# START OF PROVIDED DATA

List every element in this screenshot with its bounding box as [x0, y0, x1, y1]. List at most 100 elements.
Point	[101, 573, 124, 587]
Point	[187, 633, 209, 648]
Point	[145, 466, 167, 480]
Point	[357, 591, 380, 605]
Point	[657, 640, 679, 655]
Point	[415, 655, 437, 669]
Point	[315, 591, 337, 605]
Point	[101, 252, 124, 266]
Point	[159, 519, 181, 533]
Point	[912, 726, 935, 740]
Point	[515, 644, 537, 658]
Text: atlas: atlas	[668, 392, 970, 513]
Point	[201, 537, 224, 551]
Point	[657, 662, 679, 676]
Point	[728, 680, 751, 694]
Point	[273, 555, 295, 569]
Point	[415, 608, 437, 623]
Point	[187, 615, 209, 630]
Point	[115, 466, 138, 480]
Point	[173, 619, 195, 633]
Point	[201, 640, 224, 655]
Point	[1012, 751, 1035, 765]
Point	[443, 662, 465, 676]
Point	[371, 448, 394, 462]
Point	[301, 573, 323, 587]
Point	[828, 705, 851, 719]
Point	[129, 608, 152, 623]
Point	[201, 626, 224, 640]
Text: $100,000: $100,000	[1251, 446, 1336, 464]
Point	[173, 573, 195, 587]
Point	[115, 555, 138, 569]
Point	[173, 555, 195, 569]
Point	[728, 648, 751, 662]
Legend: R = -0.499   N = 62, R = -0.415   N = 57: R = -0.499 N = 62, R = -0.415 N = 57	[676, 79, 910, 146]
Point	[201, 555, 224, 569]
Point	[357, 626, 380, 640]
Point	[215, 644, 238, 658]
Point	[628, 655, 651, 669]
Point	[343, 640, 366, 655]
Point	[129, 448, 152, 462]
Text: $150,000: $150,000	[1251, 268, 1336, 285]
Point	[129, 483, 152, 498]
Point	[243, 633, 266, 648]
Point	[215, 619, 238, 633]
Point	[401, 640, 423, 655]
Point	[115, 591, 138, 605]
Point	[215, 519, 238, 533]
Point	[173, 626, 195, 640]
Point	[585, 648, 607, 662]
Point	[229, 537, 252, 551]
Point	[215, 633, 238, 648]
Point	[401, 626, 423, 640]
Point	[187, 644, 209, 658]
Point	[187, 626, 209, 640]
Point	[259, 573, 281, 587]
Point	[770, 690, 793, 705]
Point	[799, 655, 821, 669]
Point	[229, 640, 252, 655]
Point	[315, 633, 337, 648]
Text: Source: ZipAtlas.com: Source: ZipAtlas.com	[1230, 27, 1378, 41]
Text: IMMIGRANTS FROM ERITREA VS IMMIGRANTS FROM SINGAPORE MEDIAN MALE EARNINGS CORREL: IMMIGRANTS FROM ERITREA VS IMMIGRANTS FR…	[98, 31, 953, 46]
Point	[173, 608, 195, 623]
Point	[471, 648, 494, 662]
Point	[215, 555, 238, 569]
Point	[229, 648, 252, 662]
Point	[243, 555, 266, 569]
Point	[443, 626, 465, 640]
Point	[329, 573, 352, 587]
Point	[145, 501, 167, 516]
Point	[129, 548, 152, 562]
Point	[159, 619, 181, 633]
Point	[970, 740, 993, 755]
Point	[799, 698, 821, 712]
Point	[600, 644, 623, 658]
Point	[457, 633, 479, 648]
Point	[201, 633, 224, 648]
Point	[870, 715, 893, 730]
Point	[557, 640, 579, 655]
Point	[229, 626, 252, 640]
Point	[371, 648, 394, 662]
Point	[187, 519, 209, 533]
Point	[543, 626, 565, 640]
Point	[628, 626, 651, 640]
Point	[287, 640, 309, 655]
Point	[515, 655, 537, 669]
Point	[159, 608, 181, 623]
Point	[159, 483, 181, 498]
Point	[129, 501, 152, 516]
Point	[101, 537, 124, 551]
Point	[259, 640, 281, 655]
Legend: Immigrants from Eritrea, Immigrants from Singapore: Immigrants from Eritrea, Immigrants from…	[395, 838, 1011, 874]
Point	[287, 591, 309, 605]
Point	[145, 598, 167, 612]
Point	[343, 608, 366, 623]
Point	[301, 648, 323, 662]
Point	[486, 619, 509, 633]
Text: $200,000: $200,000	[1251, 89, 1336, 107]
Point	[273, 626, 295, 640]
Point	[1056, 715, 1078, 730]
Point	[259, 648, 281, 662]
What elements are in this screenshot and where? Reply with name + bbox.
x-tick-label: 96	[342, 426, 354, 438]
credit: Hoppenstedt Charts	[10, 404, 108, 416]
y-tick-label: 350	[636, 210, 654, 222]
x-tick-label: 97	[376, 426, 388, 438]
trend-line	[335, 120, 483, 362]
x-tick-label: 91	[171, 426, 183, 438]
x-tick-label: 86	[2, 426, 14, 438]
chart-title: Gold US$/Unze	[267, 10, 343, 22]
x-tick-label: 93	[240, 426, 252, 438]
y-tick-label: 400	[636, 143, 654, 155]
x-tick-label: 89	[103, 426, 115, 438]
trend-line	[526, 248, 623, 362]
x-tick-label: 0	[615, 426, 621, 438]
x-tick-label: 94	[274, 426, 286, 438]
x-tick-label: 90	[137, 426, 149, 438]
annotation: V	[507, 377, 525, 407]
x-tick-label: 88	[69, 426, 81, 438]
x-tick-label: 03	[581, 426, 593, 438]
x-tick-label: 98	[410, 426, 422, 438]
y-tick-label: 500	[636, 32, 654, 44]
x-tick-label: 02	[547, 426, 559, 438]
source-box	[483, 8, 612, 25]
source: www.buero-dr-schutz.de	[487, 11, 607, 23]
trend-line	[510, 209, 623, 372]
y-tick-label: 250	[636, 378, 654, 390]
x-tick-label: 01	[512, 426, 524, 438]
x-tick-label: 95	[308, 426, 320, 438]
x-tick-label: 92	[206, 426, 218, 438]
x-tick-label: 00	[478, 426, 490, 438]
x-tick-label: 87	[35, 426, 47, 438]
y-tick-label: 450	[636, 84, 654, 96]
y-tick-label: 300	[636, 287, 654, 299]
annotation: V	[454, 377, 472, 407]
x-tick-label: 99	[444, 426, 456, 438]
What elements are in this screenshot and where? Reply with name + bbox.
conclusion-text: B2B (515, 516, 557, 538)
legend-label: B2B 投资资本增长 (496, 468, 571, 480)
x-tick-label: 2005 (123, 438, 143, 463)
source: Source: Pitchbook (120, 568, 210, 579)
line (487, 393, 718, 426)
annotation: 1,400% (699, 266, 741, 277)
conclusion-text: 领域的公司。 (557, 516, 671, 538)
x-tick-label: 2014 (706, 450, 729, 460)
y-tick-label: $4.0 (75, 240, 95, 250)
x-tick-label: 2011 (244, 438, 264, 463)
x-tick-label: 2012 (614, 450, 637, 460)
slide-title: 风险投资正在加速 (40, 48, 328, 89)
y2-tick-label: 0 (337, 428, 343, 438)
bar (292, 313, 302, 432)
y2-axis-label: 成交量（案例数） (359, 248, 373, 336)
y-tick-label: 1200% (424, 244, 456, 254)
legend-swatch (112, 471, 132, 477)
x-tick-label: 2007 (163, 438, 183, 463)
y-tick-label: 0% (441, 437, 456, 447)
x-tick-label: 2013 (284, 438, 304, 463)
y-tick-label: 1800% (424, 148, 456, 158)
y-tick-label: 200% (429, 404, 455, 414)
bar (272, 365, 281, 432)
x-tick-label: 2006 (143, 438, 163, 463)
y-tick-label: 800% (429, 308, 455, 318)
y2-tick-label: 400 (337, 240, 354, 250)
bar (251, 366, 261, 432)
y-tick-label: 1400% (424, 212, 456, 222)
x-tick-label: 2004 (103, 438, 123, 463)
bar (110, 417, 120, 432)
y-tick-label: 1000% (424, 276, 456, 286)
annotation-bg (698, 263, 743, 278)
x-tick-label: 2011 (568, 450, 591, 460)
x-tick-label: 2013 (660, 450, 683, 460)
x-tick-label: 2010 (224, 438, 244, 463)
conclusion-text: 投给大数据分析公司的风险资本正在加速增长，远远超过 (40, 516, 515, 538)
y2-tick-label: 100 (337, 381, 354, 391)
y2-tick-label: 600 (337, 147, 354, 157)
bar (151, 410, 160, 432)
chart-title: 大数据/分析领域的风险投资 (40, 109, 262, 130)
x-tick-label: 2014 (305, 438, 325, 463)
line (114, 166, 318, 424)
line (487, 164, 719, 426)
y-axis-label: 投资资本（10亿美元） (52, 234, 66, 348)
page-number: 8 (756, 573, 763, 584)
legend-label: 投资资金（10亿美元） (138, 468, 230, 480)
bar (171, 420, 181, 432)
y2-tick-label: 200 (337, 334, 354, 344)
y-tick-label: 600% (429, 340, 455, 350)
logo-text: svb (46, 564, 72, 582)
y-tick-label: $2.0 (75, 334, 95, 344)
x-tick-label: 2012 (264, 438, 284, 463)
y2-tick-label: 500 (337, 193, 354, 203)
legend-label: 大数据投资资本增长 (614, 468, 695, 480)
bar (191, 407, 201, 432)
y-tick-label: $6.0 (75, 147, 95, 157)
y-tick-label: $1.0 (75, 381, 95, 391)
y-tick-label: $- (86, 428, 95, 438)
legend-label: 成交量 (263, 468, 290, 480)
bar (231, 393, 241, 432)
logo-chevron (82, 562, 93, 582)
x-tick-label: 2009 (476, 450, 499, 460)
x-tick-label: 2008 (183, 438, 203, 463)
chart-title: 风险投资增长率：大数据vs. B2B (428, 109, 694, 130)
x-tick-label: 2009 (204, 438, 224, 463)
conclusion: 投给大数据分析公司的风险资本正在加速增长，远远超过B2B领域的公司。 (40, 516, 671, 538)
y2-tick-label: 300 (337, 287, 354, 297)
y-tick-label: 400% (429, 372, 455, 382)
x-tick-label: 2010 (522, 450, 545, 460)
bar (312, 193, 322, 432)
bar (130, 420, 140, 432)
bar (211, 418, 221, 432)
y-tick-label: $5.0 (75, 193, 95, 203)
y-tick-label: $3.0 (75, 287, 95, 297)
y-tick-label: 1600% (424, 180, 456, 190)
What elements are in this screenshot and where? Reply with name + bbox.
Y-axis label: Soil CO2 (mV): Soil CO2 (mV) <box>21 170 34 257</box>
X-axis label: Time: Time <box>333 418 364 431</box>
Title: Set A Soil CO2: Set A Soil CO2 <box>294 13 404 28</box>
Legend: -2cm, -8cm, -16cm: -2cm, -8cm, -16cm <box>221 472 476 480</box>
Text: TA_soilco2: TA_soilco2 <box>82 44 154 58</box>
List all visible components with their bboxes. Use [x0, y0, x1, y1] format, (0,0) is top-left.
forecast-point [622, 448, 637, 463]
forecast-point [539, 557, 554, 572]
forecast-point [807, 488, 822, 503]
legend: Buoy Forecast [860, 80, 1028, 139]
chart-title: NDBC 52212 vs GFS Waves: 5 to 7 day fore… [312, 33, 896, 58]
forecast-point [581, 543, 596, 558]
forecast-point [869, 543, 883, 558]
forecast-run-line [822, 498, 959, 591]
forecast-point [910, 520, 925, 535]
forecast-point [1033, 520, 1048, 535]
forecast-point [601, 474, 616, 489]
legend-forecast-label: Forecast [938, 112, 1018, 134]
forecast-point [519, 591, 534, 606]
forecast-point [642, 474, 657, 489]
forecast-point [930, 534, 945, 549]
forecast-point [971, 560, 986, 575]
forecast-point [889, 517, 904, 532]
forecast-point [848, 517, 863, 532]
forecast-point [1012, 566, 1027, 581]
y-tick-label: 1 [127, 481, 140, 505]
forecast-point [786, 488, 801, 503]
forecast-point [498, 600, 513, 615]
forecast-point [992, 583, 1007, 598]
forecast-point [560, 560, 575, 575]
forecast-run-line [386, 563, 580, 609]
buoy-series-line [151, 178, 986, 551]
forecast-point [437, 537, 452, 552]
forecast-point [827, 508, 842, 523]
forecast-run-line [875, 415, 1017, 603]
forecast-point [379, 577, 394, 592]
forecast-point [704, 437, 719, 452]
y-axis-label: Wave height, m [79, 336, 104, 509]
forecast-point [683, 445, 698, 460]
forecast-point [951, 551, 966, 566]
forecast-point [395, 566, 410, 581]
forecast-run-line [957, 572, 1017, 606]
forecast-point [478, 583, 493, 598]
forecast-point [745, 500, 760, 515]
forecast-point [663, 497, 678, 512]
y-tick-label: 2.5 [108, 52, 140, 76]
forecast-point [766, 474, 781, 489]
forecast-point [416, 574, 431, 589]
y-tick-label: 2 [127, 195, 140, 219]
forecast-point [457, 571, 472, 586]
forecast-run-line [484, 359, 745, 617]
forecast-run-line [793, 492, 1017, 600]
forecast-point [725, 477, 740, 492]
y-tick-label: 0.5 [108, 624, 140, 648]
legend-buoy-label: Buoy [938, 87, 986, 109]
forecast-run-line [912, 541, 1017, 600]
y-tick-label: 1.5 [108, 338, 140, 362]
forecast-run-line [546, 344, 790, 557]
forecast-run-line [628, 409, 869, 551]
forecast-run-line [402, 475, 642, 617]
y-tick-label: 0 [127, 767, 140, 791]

# END OF PROVIDED DATA

Repeat, unchanged, everything in the rows from the beginning down to the line containing "680, 751, 694]", both ends included.

List every element in this screenshot with its bounding box as [x0, y0, x1, y1]. List at most 100 elements.
Point	[101, 573, 124, 587]
Point	[187, 633, 209, 648]
Point	[145, 466, 167, 480]
Point	[357, 591, 380, 605]
Point	[657, 640, 679, 655]
Point	[415, 655, 437, 669]
Point	[315, 591, 337, 605]
Point	[101, 252, 124, 266]
Point	[159, 519, 181, 533]
Point	[912, 726, 935, 740]
Point	[515, 644, 537, 658]
Text: atlas: atlas	[668, 392, 970, 513]
Point	[201, 537, 224, 551]
Point	[657, 662, 679, 676]
Point	[728, 680, 751, 694]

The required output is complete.